• **What is being asked**
Output each entry verbatim and exclude every picture from it.

• **Records about charts and figures**
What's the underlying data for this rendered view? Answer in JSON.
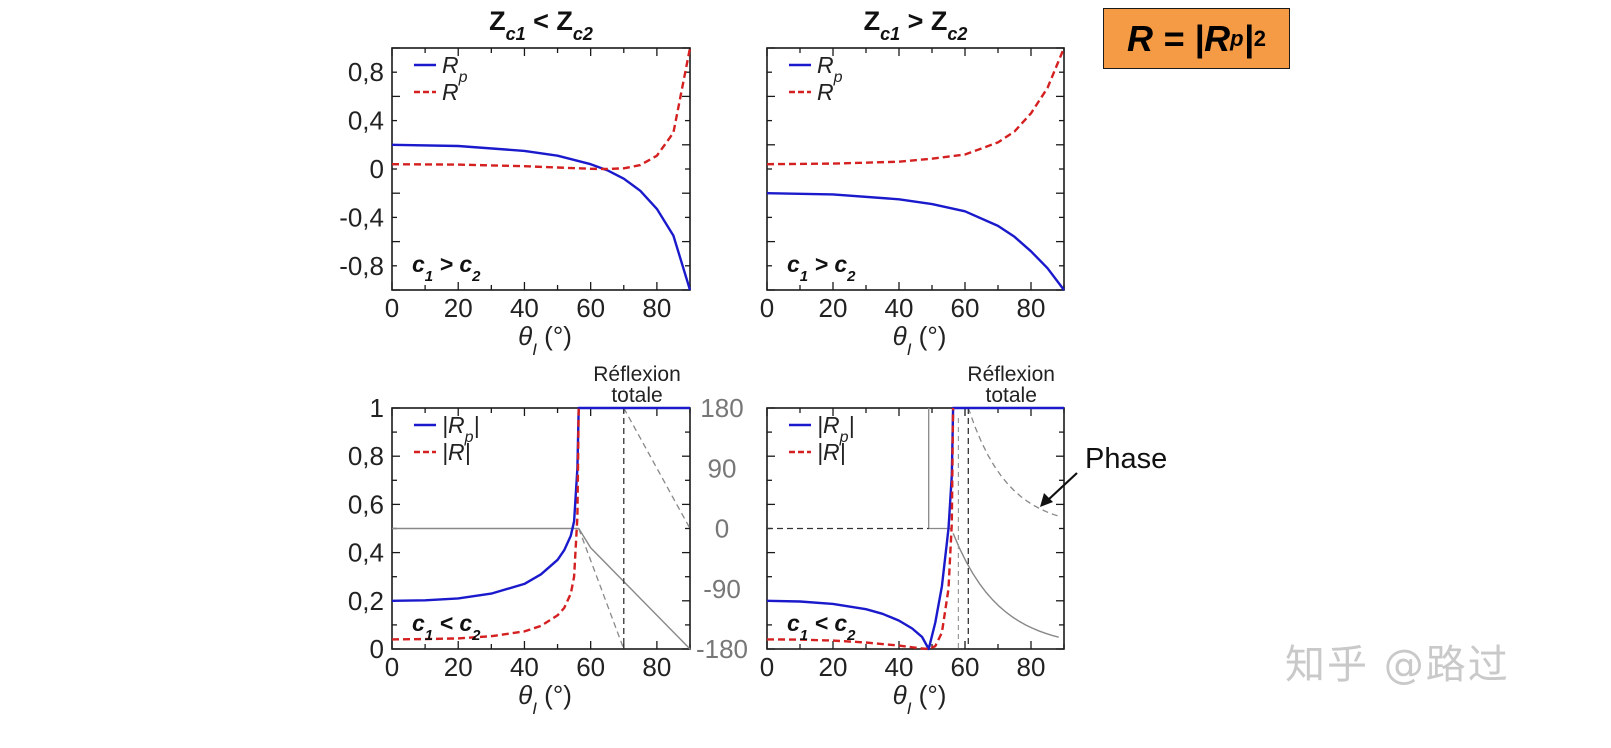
{
  "formula": {
    "text": "R = |R",
    "sub": "p",
    "after": "|",
    "sup": "2"
  },
  "watermark": "知乎 @路过",
  "phase_label": "Phase",
  "colors": {
    "Rp": "#1a1acc",
    "R": "#d42020",
    "phase": "#777777",
    "box": "#f59a45"
  },
  "chart_data": [
    {
      "id": "top-left",
      "type": "line",
      "title": "Z_c1 < Z_c2",
      "xlabel": "θ_I (°)",
      "xlim": [
        0,
        90
      ],
      "ylim": [
        -1,
        1
      ],
      "x_ticks": [
        0,
        20,
        40,
        60,
        80
      ],
      "y_ticks": [
        0.8,
        0.4,
        0,
        -0.4,
        -0.8
      ],
      "y_tick_labels": [
        "0,8",
        "0,4",
        "0",
        "-0,4",
        "-0,8"
      ],
      "legend": [
        "R_p",
        "R"
      ],
      "annotation": "c1 > c2",
      "series": [
        {
          "name": "R_p",
          "x": [
            0,
            20,
            40,
            50,
            60,
            65,
            70,
            75,
            80,
            85,
            90
          ],
          "values": [
            0.2,
            0.19,
            0.15,
            0.11,
            0.04,
            -0.01,
            -0.08,
            -0.18,
            -0.33,
            -0.55,
            -1.0
          ]
        },
        {
          "name": "R",
          "x": [
            0,
            20,
            40,
            50,
            60,
            65,
            70,
            75,
            80,
            85,
            90
          ],
          "values": [
            0.04,
            0.036,
            0.023,
            0.012,
            0.002,
            0.0,
            0.006,
            0.032,
            0.11,
            0.3,
            1.0
          ]
        }
      ]
    },
    {
      "id": "top-right",
      "type": "line",
      "title": "Z_c1 > Z_c2",
      "xlabel": "θ_I (°)",
      "xlim": [
        0,
        90
      ],
      "ylim": [
        -1,
        1
      ],
      "x_ticks": [
        0,
        20,
        40,
        60,
        80
      ],
      "legend": [
        "R_p",
        "R"
      ],
      "annotation": "c1 > c2",
      "series": [
        {
          "name": "R_p",
          "x": [
            0,
            20,
            40,
            50,
            60,
            70,
            75,
            80,
            85,
            90
          ],
          "values": [
            -0.2,
            -0.21,
            -0.25,
            -0.29,
            -0.35,
            -0.47,
            -0.56,
            -0.68,
            -0.82,
            -1.0
          ]
        },
        {
          "name": "R",
          "x": [
            0,
            20,
            40,
            50,
            60,
            70,
            75,
            80,
            85,
            90
          ],
          "values": [
            0.04,
            0.045,
            0.06,
            0.085,
            0.12,
            0.22,
            0.31,
            0.46,
            0.67,
            1.0
          ]
        }
      ]
    },
    {
      "id": "bottom-left",
      "type": "line",
      "xlabel": "θ_I (°)",
      "xlim": [
        0,
        90
      ],
      "ylim": [
        0,
        1
      ],
      "x_ticks": [
        0,
        20,
        40,
        60,
        80
      ],
      "y_ticks": [
        1,
        0.8,
        0.6,
        0.4,
        0.2,
        0
      ],
      "y_tick_labels": [
        "1",
        "0,8",
        "0,6",
        "0,4",
        "0,2",
        "0"
      ],
      "y2_ticks": [
        180,
        90,
        0,
        -90,
        -180
      ],
      "y2_lim": [
        -180,
        180
      ],
      "legend": [
        "|R_p|",
        "|R|"
      ],
      "annotation": "c1 < c2",
      "region_label": [
        "Réflexion",
        "totale"
      ],
      "critical_angle": 56.4,
      "series": [
        {
          "name": "|R_p|",
          "x": [
            0,
            10,
            20,
            30,
            40,
            45,
            50,
            52,
            54,
            55,
            56,
            56.4,
            60,
            70,
            80,
            90
          ],
          "values": [
            0.2,
            0.202,
            0.21,
            0.23,
            0.27,
            0.31,
            0.37,
            0.41,
            0.47,
            0.53,
            0.75,
            1,
            1,
            1,
            1,
            1
          ]
        },
        {
          "name": "|R|",
          "x": [
            0,
            10,
            20,
            30,
            40,
            45,
            50,
            52,
            54,
            55,
            56,
            56.4
          ],
          "values": [
            0.04,
            0.041,
            0.044,
            0.053,
            0.073,
            0.096,
            0.14,
            0.17,
            0.23,
            0.3,
            0.55,
            1
          ]
        }
      ]
    },
    {
      "id": "bottom-right",
      "type": "line",
      "xlabel": "θ_I (°)",
      "xlim": [
        0,
        90
      ],
      "ylim": [
        0,
        1
      ],
      "x_ticks": [
        0,
        20,
        40,
        60,
        80
      ],
      "legend": [
        "|R_p|",
        "|R|"
      ],
      "annotation": "c1 < c2",
      "region_label": [
        "Réflexion",
        "totale"
      ],
      "critical_angle": 56.4,
      "series": [
        {
          "name": "|R_p|",
          "x": [
            0,
            10,
            20,
            30,
            35,
            40,
            44,
            47,
            49,
            51,
            53,
            55,
            56,
            56.4,
            60,
            70,
            80,
            90
          ],
          "values": [
            0.2,
            0.197,
            0.187,
            0.165,
            0.146,
            0.118,
            0.085,
            0.05,
            0.0,
            0.11,
            0.26,
            0.5,
            0.72,
            1,
            1,
            1,
            1,
            1
          ]
        },
        {
          "name": "|R|",
          "x": [
            0,
            10,
            20,
            30,
            40,
            44,
            47,
            49,
            51,
            53,
            55,
            56,
            56.4
          ],
          "values": [
            0.04,
            0.039,
            0.035,
            0.027,
            0.014,
            0.007,
            0.002,
            0.0,
            0.012,
            0.068,
            0.25,
            0.52,
            1
          ]
        }
      ]
    }
  ]
}
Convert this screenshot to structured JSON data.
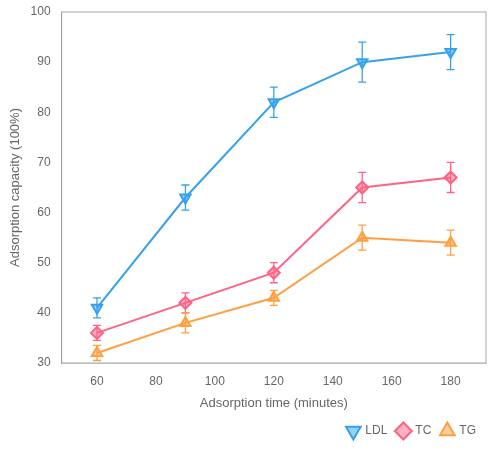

• **Output of the exercise**
What's the underlying data for this rendered view? Answer in JSON.
{
  "formula": {
    "text": "R = |R",
    "sub": "p",
    "after": "|",
    "sup": "2"
  },
  "watermark": "知乎 @路过",
  "phase_label": "Phase",
  "colors": {
    "Rp": "#1a1acc",
    "R": "#d42020",
    "phase": "#777777",
    "box": "#f59a45"
  },
  "chart_data": [
    {
      "id": "top-left",
      "type": "line",
      "title": "Z_c1 < Z_c2",
      "xlabel": "θ_I (°)",
      "xlim": [
        0,
        90
      ],
      "ylim": [
        -1,
        1
      ],
      "x_ticks": [
        0,
        20,
        40,
        60,
        80
      ],
      "y_ticks": [
        0.8,
        0.4,
        0,
        -0.4,
        -0.8
      ],
      "y_tick_labels": [
        "0,8",
        "0,4",
        "0",
        "-0,4",
        "-0,8"
      ],
      "legend": [
        "R_p",
        "R"
      ],
      "annotation": "c1 > c2",
      "series": [
        {
          "name": "R_p",
          "x": [
            0,
            20,
            40,
            50,
            60,
            65,
            70,
            75,
            80,
            85,
            90
          ],
          "values": [
            0.2,
            0.19,
            0.15,
            0.11,
            0.04,
            -0.01,
            -0.08,
            -0.18,
            -0.33,
            -0.55,
            -1.0
          ]
        },
        {
          "name": "R",
          "x": [
            0,
            20,
            40,
            50,
            60,
            65,
            70,
            75,
            80,
            85,
            90
          ],
          "values": [
            0.04,
            0.036,
            0.023,
            0.012,
            0.002,
            0.0,
            0.006,
            0.032,
            0.11,
            0.3,
            1.0
          ]
        }
      ]
    },
    {
      "id": "top-right",
      "type": "line",
      "title": "Z_c1 > Z_c2",
      "xlabel": "θ_I (°)",
      "xlim": [
        0,
        90
      ],
      "ylim": [
        -1,
        1
      ],
      "x_ticks": [
        0,
        20,
        40,
        60,
        80
      ],
      "legend": [
        "R_p",
        "R"
      ],
      "annotation": "c1 > c2",
      "series": [
        {
          "name": "R_p",
          "x": [
            0,
            20,
            40,
            50,
            60,
            70,
            75,
            80,
            85,
            90
          ],
          "values": [
            -0.2,
            -0.21,
            -0.25,
            -0.29,
            -0.35,
            -0.47,
            -0.56,
            -0.68,
            -0.82,
            -1.0
          ]
        },
        {
          "name": "R",
          "x": [
            0,
            20,
            40,
            50,
            60,
            70,
            75,
            80,
            85,
            90
          ],
          "values": [
            0.04,
            0.045,
            0.06,
            0.085,
            0.12,
            0.22,
            0.31,
            0.46,
            0.67,
            1.0
          ]
        }
      ]
    },
    {
      "id": "bottom-left",
      "type": "line",
      "xlabel": "θ_I (°)",
      "xlim": [
        0,
        90
      ],
      "ylim": [
        0,
        1
      ],
      "x_ticks": [
        0,
        20,
        40,
        60,
        80
      ],
      "y_ticks": [
        1,
        0.8,
        0.6,
        0.4,
        0.2,
        0
      ],
      "y_tick_labels": [
        "1",
        "0,8",
        "0,6",
        "0,4",
        "0,2",
        "0"
      ],
      "y2_ticks": [
        180,
        90,
        0,
        -90,
        -180
      ],
      "y2_lim": [
        -180,
        180
      ],
      "legend": [
        "|R_p|",
        "|R|"
      ],
      "annotation": "c1 < c2",
      "region_label": [
        "Réflexion",
        "totale"
      ],
      "critical_angle": 56.4,
      "series": [
        {
          "name": "|R_p|",
          "x": [
            0,
            10,
            20,
            30,
            40,
            45,
            50,
            52,
            54,
            55,
            56,
            56.4,
            60,
            70,
            80,
            90
          ],
          "values": [
            0.2,
            0.202,
            0.21,
            0.23,
            0.27,
            0.31,
            0.37,
            0.41,
            0.47,
            0.53,
            0.75,
            1,
            1,
            1,
            1,
            1
          ]
        },
        {
          "name": "|R|",
          "x": [
            0,
            10,
            20,
            30,
            40,
            45,
            50,
            52,
            54,
            55,
            56,
            56.4
          ],
          "values": [
            0.04,
            0.041,
            0.044,
            0.053,
            0.073,
            0.096,
            0.14,
            0.17,
            0.23,
            0.3,
            0.55,
            1
          ]
        }
      ]
    },
    {
      "id": "bottom-right",
      "type": "line",
      "xlabel": "θ_I (°)",
      "xlim": [
        0,
        90
      ],
      "ylim": [
        0,
        1
      ],
      "x_ticks": [
        0,
        20,
        40,
        60,
        80
      ],
      "legend": [
        "|R_p|",
        "|R|"
      ],
      "annotation": "c1 < c2",
      "region_label": [
        "Réflexion",
        "totale"
      ],
      "critical_angle": 56.4,
      "series": [
        {
          "name": "|R_p|",
          "x": [
            0,
            10,
            20,
            30,
            35,
            40,
            44,
            47,
            49,
            51,
            53,
            55,
            56,
            56.4,
            60,
            70,
            80,
            90
          ],
          "values": [
            0.2,
            0.197,
            0.187,
            0.165,
            0.146,
            0.118,
            0.085,
            0.05,
            0.0,
            0.11,
            0.26,
            0.5,
            0.72,
            1,
            1,
            1,
            1,
            1
          ]
        },
        {
          "name": "|R|",
          "x": [
            0,
            10,
            20,
            30,
            40,
            44,
            47,
            49,
            51,
            53,
            55,
            56,
            56.4
          ],
          "values": [
            0.04,
            0.039,
            0.035,
            0.027,
            0.014,
            0.007,
            0.002,
            0.0,
            0.012,
            0.068,
            0.25,
            0.52,
            1
          ]
        }
      ]
    }
  ]
}
Convert this screenshot to structured JSON data.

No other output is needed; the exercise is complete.